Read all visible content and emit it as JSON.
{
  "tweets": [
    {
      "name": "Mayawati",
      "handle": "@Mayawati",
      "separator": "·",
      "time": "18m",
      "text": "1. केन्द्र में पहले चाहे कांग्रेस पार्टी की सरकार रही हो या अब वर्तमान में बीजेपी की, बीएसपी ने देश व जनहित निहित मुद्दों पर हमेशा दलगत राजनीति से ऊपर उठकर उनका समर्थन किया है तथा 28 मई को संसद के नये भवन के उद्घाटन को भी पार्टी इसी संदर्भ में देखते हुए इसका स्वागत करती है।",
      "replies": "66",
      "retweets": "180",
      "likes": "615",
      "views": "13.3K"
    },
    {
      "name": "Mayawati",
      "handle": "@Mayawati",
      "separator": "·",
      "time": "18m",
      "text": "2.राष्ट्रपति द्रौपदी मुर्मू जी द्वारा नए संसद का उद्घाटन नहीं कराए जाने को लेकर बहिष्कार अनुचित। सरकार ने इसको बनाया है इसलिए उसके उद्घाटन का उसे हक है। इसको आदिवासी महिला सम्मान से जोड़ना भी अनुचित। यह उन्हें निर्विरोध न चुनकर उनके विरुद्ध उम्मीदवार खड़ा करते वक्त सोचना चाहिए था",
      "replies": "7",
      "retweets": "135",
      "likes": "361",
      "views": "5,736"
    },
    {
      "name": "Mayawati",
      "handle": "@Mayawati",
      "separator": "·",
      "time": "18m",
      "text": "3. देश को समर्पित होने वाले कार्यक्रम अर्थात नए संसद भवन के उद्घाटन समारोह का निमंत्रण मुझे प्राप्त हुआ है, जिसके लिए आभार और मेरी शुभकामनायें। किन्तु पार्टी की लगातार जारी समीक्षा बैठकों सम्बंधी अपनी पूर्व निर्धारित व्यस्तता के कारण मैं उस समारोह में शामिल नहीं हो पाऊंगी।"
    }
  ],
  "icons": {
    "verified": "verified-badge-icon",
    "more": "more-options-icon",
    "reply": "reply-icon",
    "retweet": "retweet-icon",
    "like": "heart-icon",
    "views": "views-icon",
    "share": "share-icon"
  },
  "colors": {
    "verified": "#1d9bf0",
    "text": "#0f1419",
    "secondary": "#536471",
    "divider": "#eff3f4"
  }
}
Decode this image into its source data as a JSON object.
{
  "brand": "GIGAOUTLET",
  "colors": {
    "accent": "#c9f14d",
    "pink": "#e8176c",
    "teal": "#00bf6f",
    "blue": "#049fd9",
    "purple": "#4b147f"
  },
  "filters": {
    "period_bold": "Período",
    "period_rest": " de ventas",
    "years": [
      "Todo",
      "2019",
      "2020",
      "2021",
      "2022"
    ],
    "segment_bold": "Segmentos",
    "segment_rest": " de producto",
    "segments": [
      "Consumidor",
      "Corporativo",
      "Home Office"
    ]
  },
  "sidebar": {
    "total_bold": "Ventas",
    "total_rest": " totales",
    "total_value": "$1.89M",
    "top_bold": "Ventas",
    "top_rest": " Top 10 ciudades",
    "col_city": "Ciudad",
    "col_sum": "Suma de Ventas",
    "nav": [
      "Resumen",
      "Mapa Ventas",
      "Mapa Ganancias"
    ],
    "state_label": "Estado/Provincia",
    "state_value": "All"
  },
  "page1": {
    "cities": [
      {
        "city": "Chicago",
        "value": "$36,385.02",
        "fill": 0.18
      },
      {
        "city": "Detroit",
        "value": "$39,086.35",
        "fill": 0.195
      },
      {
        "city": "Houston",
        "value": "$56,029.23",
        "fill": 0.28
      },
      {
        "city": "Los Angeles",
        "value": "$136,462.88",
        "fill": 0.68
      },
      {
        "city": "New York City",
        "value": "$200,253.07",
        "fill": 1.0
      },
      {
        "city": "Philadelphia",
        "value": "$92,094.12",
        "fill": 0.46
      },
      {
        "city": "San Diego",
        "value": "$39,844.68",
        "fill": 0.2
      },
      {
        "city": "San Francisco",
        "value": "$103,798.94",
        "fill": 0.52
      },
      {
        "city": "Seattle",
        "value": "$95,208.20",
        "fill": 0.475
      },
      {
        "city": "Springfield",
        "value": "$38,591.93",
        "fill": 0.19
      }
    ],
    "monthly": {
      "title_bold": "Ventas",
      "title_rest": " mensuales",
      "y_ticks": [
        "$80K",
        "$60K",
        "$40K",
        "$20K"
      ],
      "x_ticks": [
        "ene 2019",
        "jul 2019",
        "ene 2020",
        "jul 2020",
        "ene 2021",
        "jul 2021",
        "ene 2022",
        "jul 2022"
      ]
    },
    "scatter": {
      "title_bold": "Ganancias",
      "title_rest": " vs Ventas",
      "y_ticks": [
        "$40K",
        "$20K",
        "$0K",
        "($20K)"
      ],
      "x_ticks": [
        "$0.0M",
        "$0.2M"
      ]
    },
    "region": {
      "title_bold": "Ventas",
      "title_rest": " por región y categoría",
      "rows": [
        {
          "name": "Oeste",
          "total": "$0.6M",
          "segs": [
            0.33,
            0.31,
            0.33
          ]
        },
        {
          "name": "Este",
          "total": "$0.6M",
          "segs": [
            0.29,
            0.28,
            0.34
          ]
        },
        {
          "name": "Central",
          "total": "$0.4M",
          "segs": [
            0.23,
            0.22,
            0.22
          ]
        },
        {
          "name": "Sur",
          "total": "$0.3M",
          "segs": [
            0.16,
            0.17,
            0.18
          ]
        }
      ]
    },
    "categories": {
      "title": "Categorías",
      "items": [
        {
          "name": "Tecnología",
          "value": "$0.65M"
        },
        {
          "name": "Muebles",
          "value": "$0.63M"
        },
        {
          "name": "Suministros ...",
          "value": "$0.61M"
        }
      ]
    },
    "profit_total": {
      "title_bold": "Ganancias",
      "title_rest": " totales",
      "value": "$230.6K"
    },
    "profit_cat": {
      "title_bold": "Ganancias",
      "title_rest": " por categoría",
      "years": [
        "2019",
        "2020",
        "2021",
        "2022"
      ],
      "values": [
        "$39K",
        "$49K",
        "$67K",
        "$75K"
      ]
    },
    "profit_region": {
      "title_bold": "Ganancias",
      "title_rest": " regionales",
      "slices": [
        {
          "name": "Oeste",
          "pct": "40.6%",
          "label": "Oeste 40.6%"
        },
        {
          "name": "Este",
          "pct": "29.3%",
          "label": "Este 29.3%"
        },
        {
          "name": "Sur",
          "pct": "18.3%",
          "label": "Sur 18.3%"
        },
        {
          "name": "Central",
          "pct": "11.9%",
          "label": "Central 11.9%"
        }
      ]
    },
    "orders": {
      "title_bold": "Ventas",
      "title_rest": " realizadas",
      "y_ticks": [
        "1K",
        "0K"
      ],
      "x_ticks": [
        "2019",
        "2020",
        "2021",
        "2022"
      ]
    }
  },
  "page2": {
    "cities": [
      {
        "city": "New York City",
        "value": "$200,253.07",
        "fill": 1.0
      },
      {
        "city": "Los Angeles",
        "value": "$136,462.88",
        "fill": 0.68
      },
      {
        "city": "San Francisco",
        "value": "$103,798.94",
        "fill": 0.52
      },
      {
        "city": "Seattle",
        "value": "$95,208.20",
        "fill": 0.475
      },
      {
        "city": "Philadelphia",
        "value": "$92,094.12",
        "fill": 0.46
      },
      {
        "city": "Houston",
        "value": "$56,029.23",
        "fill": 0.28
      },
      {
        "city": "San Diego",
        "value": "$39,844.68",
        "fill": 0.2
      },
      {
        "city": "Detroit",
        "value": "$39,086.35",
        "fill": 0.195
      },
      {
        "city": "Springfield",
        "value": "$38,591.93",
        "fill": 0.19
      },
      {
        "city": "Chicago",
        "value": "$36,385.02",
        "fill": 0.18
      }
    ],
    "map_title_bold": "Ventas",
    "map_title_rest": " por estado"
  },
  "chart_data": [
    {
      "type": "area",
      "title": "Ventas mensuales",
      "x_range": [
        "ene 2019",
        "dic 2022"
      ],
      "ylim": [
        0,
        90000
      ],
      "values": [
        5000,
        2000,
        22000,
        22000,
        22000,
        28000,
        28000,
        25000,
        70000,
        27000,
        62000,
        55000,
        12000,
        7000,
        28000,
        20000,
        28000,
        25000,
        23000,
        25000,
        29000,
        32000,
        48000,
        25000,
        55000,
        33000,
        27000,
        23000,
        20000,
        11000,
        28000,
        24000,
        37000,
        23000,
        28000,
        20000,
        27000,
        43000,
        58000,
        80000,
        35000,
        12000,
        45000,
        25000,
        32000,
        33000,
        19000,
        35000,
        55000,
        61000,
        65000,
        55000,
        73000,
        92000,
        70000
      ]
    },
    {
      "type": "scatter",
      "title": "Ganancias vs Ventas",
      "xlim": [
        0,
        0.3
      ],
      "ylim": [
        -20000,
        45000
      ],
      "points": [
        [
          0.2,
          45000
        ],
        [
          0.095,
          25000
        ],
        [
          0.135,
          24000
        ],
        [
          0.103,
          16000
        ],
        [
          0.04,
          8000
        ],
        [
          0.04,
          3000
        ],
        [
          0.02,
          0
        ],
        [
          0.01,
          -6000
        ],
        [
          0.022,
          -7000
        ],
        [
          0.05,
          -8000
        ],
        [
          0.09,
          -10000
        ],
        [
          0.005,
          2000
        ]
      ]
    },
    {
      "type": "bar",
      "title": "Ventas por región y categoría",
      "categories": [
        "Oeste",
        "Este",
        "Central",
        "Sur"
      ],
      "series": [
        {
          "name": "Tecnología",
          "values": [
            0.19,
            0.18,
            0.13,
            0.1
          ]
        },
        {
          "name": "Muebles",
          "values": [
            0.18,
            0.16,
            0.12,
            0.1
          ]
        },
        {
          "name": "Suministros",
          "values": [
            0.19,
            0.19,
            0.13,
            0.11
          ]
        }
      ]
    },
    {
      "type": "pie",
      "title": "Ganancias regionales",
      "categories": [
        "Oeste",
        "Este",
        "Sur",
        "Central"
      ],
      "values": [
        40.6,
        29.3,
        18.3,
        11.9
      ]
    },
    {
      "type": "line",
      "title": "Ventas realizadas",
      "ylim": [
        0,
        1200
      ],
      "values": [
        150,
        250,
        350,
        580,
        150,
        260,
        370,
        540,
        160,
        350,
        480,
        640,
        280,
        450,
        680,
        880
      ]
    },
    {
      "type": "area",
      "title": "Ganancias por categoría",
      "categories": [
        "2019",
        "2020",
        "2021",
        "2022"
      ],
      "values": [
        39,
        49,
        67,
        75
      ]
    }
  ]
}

━━━━━━━━━━━━━━━━━━━━

EXERCISE DESCRIPTION
Lines that include the word "verified" are to be extracted from the data above.

SOLUTION BELOW
    "verified": "verified-badge-icon",
    "verified": "#1d9bf0",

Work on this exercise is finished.